- **Task objective**
Find each line with the word "Convert" and copy it.

— Start of Supplied material —

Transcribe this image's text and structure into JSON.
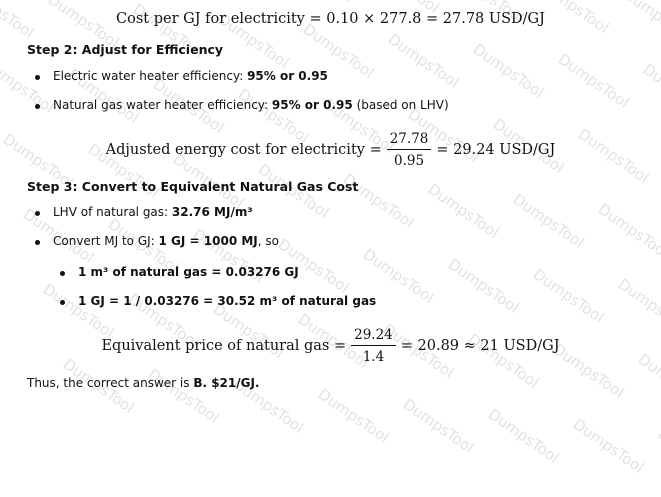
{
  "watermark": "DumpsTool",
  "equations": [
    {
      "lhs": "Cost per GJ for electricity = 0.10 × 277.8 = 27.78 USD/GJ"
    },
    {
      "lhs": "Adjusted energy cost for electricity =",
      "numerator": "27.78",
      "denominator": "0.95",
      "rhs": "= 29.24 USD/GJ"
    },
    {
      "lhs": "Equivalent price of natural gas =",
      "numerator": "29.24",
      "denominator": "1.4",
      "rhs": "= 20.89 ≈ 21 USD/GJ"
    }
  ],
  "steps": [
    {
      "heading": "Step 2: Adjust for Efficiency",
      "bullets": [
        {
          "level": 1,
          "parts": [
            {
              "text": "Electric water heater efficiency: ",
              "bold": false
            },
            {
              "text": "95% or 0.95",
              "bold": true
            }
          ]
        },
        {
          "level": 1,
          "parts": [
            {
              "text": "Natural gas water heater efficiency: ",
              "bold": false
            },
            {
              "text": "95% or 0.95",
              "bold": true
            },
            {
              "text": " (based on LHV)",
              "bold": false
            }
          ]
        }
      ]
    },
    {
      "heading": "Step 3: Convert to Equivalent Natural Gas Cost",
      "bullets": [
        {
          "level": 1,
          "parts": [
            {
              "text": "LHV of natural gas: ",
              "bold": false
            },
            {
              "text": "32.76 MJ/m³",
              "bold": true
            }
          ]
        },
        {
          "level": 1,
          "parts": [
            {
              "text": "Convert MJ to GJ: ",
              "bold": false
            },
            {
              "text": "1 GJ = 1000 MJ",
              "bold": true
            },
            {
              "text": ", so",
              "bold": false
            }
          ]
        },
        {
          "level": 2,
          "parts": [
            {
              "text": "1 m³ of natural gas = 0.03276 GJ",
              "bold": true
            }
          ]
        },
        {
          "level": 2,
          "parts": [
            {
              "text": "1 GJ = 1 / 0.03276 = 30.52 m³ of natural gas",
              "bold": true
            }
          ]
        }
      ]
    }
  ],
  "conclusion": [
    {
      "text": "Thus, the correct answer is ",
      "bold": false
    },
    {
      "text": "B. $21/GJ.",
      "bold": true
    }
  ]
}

— End of Supplied material —

- **Output below**
      "heading": "Step 3: Convert to Equivalent Natural Gas Cost",
              "text": "Convert MJ to GJ: ",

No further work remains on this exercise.